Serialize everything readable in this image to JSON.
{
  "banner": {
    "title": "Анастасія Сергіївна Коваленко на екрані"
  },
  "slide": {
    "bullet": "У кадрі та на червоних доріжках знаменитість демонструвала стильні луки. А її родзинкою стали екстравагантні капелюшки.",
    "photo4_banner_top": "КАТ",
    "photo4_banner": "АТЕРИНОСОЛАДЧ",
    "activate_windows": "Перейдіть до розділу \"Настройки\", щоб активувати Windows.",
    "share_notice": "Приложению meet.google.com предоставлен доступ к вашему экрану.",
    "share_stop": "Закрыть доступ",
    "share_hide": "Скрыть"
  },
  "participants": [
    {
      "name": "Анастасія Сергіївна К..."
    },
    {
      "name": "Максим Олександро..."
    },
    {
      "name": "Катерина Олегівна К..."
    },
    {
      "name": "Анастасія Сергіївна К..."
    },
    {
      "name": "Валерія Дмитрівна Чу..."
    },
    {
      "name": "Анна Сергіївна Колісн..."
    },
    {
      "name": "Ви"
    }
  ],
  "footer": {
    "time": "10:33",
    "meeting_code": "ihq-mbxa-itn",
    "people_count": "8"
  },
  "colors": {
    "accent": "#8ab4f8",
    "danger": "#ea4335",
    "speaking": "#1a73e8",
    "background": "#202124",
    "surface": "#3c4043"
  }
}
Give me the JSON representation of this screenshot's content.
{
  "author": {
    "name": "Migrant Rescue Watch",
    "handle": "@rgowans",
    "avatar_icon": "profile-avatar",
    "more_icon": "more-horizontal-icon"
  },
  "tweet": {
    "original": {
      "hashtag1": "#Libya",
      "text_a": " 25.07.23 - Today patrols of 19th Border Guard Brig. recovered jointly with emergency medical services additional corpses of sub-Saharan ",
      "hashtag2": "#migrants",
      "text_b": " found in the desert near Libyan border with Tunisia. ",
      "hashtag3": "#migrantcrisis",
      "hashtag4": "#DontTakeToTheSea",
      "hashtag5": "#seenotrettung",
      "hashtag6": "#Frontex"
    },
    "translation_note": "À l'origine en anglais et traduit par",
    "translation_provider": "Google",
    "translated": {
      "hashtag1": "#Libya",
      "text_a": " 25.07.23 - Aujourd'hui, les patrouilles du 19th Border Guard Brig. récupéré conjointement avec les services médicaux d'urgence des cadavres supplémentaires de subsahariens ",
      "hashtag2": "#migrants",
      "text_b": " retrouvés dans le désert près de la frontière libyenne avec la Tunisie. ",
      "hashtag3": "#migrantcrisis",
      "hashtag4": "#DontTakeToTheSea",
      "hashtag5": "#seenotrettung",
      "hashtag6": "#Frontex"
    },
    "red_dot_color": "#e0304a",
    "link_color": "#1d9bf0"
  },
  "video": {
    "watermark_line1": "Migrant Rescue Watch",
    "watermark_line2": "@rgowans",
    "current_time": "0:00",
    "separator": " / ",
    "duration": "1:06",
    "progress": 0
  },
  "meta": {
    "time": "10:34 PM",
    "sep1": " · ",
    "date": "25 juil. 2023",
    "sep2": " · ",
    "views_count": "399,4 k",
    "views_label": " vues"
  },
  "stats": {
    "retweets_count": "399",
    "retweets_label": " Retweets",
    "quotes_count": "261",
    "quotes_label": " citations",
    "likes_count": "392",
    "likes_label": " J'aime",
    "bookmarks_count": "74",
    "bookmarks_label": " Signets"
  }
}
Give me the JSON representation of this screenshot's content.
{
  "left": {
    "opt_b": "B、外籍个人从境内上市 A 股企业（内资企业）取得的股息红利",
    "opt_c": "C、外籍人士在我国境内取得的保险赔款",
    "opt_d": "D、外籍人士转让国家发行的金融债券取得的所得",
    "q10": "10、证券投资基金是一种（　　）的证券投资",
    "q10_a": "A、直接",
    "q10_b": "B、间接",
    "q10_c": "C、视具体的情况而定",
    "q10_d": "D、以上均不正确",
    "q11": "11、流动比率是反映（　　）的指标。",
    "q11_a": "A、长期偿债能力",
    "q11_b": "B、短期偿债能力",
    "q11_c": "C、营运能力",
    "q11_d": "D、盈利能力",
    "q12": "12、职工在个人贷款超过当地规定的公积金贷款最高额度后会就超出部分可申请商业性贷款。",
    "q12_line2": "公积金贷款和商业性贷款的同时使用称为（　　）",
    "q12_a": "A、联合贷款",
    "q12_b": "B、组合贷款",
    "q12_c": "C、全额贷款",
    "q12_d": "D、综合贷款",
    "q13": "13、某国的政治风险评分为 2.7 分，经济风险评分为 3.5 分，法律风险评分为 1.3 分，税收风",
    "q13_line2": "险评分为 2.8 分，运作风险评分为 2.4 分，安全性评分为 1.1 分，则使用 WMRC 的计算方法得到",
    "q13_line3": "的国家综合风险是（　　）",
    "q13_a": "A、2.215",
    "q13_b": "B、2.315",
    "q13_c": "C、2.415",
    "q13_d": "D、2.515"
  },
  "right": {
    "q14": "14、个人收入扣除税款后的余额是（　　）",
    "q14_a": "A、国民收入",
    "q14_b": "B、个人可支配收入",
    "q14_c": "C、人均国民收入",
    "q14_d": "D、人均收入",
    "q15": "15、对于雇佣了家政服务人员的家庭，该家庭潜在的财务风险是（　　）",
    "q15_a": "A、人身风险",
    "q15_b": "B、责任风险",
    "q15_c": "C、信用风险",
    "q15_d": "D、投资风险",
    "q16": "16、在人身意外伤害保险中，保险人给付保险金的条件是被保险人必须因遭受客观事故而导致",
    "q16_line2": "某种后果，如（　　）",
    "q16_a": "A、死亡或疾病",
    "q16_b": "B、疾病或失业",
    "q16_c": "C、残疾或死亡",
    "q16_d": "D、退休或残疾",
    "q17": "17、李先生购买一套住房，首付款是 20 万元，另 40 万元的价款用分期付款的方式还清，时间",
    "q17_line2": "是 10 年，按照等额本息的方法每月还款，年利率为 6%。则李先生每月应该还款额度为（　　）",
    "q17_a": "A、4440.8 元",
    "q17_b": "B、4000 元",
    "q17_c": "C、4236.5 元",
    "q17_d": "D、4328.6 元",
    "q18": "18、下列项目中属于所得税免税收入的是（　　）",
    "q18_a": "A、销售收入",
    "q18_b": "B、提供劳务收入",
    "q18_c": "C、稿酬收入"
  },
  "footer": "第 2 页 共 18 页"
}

WRITTEN TASK =>
Set down all of the data above, word for word.

WRITTEN RESPONSE =>
Serialize everything readable in this image to JSON.
{
  "banner": {
    "title": "Анастасія Сергіївна Коваленко на екрані"
  },
  "slide": {
    "bullet": "У кадрі та на червоних доріжках знаменитість демонструвала стильні луки. А її родзинкою стали екстравагантні капелюшки.",
    "photo4_banner_top": "КАТ",
    "photo4_banner": "АТЕРИНОСОЛАДЧ",
    "activate_windows": "Перейдіть до розділу \"Настройки\", щоб активувати Windows.",
    "share_notice": "Приложению meet.google.com предоставлен доступ к вашему экрану.",
    "share_stop": "Закрыть доступ",
    "share_hide": "Скрыть"
  },
  "participants": [
    {
      "name": "Анастасія Сергіївна К..."
    },
    {
      "name": "Максим Олександро..."
    },
    {
      "name": "Катерина Олегівна К..."
    },
    {
      "name": "Анастасія Сергіївна К..."
    },
    {
      "name": "Валерія Дмитрівна Чу..."
    },
    {
      "name": "Анна Сергіївна Колісн..."
    },
    {
      "name": "Ви"
    }
  ],
  "footer": {
    "time": "10:33",
    "meeting_code": "ihq-mbxa-itn",
    "people_count": "8"
  },
  "colors": {
    "accent": "#8ab4f8",
    "danger": "#ea4335",
    "speaking": "#1a73e8",
    "background": "#202124",
    "surface": "#3c4043"
  }
}
Give me the JSON representation of this screenshot's content.
{
  "author": {
    "name": "Migrant Rescue Watch",
    "handle": "@rgowans",
    "avatar_icon": "profile-avatar",
    "more_icon": "more-horizontal-icon"
  },
  "tweet": {
    "original": {
      "hashtag1": "#Libya",
      "text_a": " 25.07.23 - Today patrols of 19th Border Guard Brig. recovered jointly with emergency medical services additional corpses of sub-Saharan ",
      "hashtag2": "#migrants",
      "text_b": " found in the desert near Libyan border with Tunisia. ",
      "hashtag3": "#migrantcrisis",
      "hashtag4": "#DontTakeToTheSea",
      "hashtag5": "#seenotrettung",
      "hashtag6": "#Frontex"
    },
    "translation_note": "À l'origine en anglais et traduit par",
    "translation_provider": "Google",
    "translated": {
      "hashtag1": "#Libya",
      "text_a": " 25.07.23 - Aujourd'hui, les patrouilles du 19th Border Guard Brig. récupéré conjointement avec les services médicaux d'urgence des cadavres supplémentaires de subsahariens ",
      "hashtag2": "#migrants",
      "text_b": " retrouvés dans le désert près de la frontière libyenne avec la Tunisie. ",
      "hashtag3": "#migrantcrisis",
      "hashtag4": "#DontTakeToTheSea",
      "hashtag5": "#seenotrettung",
      "hashtag6": "#Frontex"
    },
    "red_dot_color": "#e0304a",
    "link_color": "#1d9bf0"
  },
  "video": {
    "watermark_line1": "Migrant Rescue Watch",
    "watermark_line2": "@rgowans",
    "current_time": "0:00",
    "separator": " / ",
    "duration": "1:06",
    "progress": 0
  },
  "meta": {
    "time": "10:34 PM",
    "sep1": " · ",
    "date": "25 juil. 2023",
    "sep2": " · ",
    "views_count": "399,4 k",
    "views_label": " vues"
  },
  "stats": {
    "retweets_count": "399",
    "retweets_label": " Retweets",
    "quotes_count": "261",
    "quotes_label": " citations",
    "likes_count": "392",
    "likes_label": " J'aime",
    "bookmarks_count": "74",
    "bookmarks_label": " Signets"
  }
}
Give me the JSON representation of this screenshot's content.
{
  "left": {
    "opt_b": "B、外籍个人从境内上市 A 股企业（内资企业）取得的股息红利",
    "opt_c": "C、外籍人士在我国境内取得的保险赔款",
    "opt_d": "D、外籍人士转让国家发行的金融债券取得的所得",
    "q10": "10、证券投资基金是一种（　　）的证券投资",
    "q10_a": "A、直接",
    "q10_b": "B、间接",
    "q10_c": "C、视具体的情况而定",
    "q10_d": "D、以上均不正确",
    "q11": "11、流动比率是反映（　　）的指标。",
    "q11_a": "A、长期偿债能力",
    "q11_b": "B、短期偿债能力",
    "q11_c": "C、营运能力",
    "q11_d": "D、盈利能力",
    "q12": "12、职工在个人贷款超过当地规定的公积金贷款最高额度后会就超出部分可申请商业性贷款。",
    "q12_line2": "公积金贷款和商业性贷款的同时使用称为（　　）",
    "q12_a": "A、联合贷款",
    "q12_b": "B、组合贷款",
    "q12_c": "C、全额贷款",
    "q12_d": "D、综合贷款",
    "q13": "13、某国的政治风险评分为 2.7 分，经济风险评分为 3.5 分，法律风险评分为 1.3 分，税收风",
    "q13_line2": "险评分为 2.8 分，运作风险评分为 2.4 分，安全性评分为 1.1 分，则使用 WMRC 的计算方法得到",
    "q13_line3": "的国家综合风险是（　　）",
    "q13_a": "A、2.215",
    "q13_b": "B、2.315",
    "q13_c": "C、2.415",
    "q13_d": "D、2.515"
  },
  "right": {
    "q14": "14、个人收入扣除税款后的余额是（　　）",
    "q14_a": "A、国民收入",
    "q14_b": "B、个人可支配收入",
    "q14_c": "C、人均国民收入",
    "q14_d": "D、人均收入",
    "q15": "15、对于雇佣了家政服务人员的家庭，该家庭潜在的财务风险是（　　）",
    "q15_a": "A、人身风险",
    "q15_b": "B、责任风险",
    "q15_c": "C、信用风险",
    "q15_d": "D、投资风险",
    "q16": "16、在人身意外伤害保险中，保险人给付保险金的条件是被保险人必须因遭受客观事故而导致",
    "q16_line2": "某种后果，如（　　）",
    "q16_a": "A、死亡或疾病",
    "q16_b": "B、疾病或失业",
    "q16_c": "C、残疾或死亡",
    "q16_d": "D、退休或残疾",
    "q17": "17、李先生购买一套住房，首付款是 20 万元，另 40 万元的价款用分期付款的方式还清，时间",
    "q17_line2": "是 10 年，按照等额本息的方法每月还款，年利率为 6%。则李先生每月应该还款额度为（　　）",
    "q17_a": "A、4440.8 元",
    "q17_b": "B、4000 元",
    "q17_c": "C、4236.5 元",
    "q17_d": "D、4328.6 元",
    "q18": "18、下列项目中属于所得税免税收入的是（　　）",
    "q18_a": "A、销售收入",
    "q18_b": "B、提供劳务收入",
    "q18_c": "C、稿酬收入"
  },
  "footer": "第 2 页 共 18 页"
}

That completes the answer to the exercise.